Dataset records of page text
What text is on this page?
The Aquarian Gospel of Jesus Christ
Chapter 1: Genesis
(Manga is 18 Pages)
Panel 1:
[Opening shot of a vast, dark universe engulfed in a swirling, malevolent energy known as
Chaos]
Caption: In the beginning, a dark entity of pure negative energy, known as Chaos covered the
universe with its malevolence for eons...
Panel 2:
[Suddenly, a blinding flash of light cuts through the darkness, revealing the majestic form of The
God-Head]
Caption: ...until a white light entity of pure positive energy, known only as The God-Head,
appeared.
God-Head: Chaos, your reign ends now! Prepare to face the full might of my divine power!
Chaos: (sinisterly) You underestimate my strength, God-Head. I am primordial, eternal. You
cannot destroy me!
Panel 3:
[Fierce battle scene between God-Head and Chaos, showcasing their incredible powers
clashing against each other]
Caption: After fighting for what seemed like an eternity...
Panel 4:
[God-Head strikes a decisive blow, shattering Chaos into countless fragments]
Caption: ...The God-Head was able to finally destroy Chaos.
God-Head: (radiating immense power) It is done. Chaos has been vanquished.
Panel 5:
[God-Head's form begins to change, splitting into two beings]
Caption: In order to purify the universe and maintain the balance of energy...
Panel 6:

Work required | Transcribe each entry above exactly as it reads.

Response to the exercise |
What text is on this page?
The Aquarian Gospel of Jesus Christ
Chapter 1: Genesis
(Manga is 18 Pages)
Panel 1:
[Opening shot of a vast, dark universe engulfed in a swirling, malevolent energy known as
Chaos]
Caption: In the beginning, a dark entity of pure negative energy, known as Chaos covered the
universe with its malevolence for eons...
Panel 2:
[Suddenly, a blinding flash of light cuts through the darkness, revealing the majestic form of The
God-Head]
Caption: ...until a white light entity of pure positive energy, known only as The God-Head,
appeared.
God-Head: Chaos, your reign ends now! Prepare to face the full might of my divine power!
Chaos: (sinisterly) You underestimate my strength, God-Head. I am primordial, eternal. You
cannot destroy me!
Panel 3:
[Fierce battle scene between God-Head and Chaos, showcasing their incredible powers
clashing against each other]
Caption: After fighting for what seemed like an eternity...
Panel 4:
[God-Head strikes a decisive blow, shattering Chaos into countless fragments]
Caption: ...The God-Head was able to finally destroy Chaos.
God-Head: (radiating immense power) It is done. Chaos has been vanquished.
Panel 5:
[God-Head's form begins to change, splitting into two beings]
Caption: In order to purify the universe and maintain the balance of energy...
Panel 6:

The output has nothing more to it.